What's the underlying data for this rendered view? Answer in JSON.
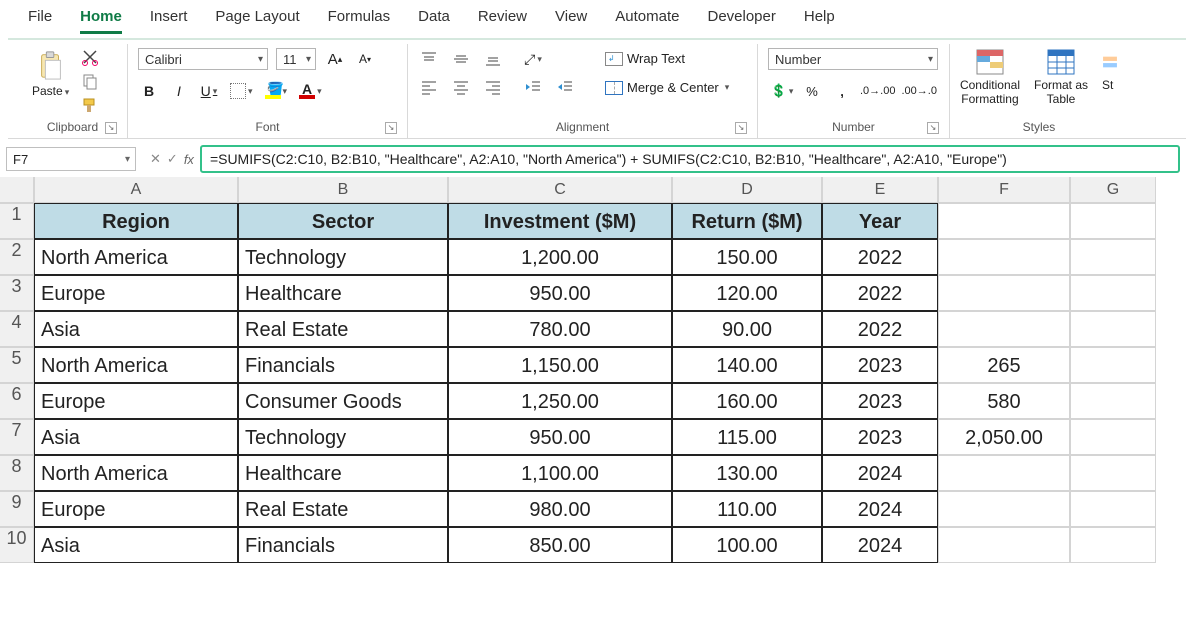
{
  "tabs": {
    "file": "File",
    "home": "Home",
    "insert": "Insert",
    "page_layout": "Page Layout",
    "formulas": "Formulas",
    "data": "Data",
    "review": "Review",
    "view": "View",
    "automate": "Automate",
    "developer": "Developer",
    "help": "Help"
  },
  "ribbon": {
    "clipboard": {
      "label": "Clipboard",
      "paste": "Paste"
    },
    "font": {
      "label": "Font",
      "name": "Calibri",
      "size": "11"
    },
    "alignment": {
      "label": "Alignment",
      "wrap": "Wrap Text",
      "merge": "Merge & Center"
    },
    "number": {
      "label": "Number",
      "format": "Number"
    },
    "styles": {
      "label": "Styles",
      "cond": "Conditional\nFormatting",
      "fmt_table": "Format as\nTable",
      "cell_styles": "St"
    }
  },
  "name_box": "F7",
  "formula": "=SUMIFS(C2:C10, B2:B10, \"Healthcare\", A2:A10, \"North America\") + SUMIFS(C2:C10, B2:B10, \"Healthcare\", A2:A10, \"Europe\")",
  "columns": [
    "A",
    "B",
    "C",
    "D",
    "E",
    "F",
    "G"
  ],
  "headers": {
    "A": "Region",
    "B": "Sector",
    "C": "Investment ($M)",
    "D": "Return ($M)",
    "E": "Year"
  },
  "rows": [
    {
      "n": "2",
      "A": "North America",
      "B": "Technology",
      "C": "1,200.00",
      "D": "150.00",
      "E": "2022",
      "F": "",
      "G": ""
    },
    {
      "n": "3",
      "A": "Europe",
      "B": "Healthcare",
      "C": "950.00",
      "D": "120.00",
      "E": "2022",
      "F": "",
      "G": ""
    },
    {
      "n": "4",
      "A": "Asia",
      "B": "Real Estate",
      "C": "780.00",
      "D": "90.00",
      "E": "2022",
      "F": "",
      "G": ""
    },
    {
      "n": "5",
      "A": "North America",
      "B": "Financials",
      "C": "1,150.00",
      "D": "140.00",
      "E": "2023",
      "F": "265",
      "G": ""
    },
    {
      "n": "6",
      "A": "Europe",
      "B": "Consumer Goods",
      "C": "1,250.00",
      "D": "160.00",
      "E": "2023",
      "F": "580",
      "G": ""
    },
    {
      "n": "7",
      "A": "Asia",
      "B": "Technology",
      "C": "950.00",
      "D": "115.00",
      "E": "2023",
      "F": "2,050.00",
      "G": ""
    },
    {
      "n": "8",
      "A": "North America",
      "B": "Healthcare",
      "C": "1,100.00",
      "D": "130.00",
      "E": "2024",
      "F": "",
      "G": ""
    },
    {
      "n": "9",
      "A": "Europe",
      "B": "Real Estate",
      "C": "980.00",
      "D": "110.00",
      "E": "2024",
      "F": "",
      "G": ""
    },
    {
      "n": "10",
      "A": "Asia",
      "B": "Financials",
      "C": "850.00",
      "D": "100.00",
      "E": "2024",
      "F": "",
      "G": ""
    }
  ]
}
────────
WHAT YOU ARE ASKED TO DO:
Copy out all of the data word for word. Do not carry over any picture.

COMPLETE RESPONSE:
What's the underlying data for this rendered view? Answer in JSON.
{
  "tabs": {
    "file": "File",
    "home": "Home",
    "insert": "Insert",
    "page_layout": "Page Layout",
    "formulas": "Formulas",
    "data": "Data",
    "review": "Review",
    "view": "View",
    "automate": "Automate",
    "developer": "Developer",
    "help": "Help"
  },
  "ribbon": {
    "clipboard": {
      "label": "Clipboard",
      "paste": "Paste"
    },
    "font": {
      "label": "Font",
      "name": "Calibri",
      "size": "11"
    },
    "alignment": {
      "label": "Alignment",
      "wrap": "Wrap Text",
      "merge": "Merge & Center"
    },
    "number": {
      "label": "Number",
      "format": "Number"
    },
    "styles": {
      "label": "Styles",
      "cond": "Conditional\nFormatting",
      "fmt_table": "Format as\nTable",
      "cell_styles": "St"
    }
  },
  "name_box": "F7",
  "formula": "=SUMIFS(C2:C10, B2:B10, \"Healthcare\", A2:A10, \"North America\") + SUMIFS(C2:C10, B2:B10, \"Healthcare\", A2:A10, \"Europe\")",
  "columns": [
    "A",
    "B",
    "C",
    "D",
    "E",
    "F",
    "G"
  ],
  "headers": {
    "A": "Region",
    "B": "Sector",
    "C": "Investment ($M)",
    "D": "Return ($M)",
    "E": "Year"
  },
  "rows": [
    {
      "n": "2",
      "A": "North America",
      "B": "Technology",
      "C": "1,200.00",
      "D": "150.00",
      "E": "2022",
      "F": "",
      "G": ""
    },
    {
      "n": "3",
      "A": "Europe",
      "B": "Healthcare",
      "C": "950.00",
      "D": "120.00",
      "E": "2022",
      "F": "",
      "G": ""
    },
    {
      "n": "4",
      "A": "Asia",
      "B": "Real Estate",
      "C": "780.00",
      "D": "90.00",
      "E": "2022",
      "F": "",
      "G": ""
    },
    {
      "n": "5",
      "A": "North America",
      "B": "Financials",
      "C": "1,150.00",
      "D": "140.00",
      "E": "2023",
      "F": "265",
      "G": ""
    },
    {
      "n": "6",
      "A": "Europe",
      "B": "Consumer Goods",
      "C": "1,250.00",
      "D": "160.00",
      "E": "2023",
      "F": "580",
      "G": ""
    },
    {
      "n": "7",
      "A": "Asia",
      "B": "Technology",
      "C": "950.00",
      "D": "115.00",
      "E": "2023",
      "F": "2,050.00",
      "G": ""
    },
    {
      "n": "8",
      "A": "North America",
      "B": "Healthcare",
      "C": "1,100.00",
      "D": "130.00",
      "E": "2024",
      "F": "",
      "G": ""
    },
    {
      "n": "9",
      "A": "Europe",
      "B": "Real Estate",
      "C": "980.00",
      "D": "110.00",
      "E": "2024",
      "F": "",
      "G": ""
    },
    {
      "n": "10",
      "A": "Asia",
      "B": "Financials",
      "C": "850.00",
      "D": "100.00",
      "E": "2024",
      "F": "",
      "G": ""
    }
  ]
}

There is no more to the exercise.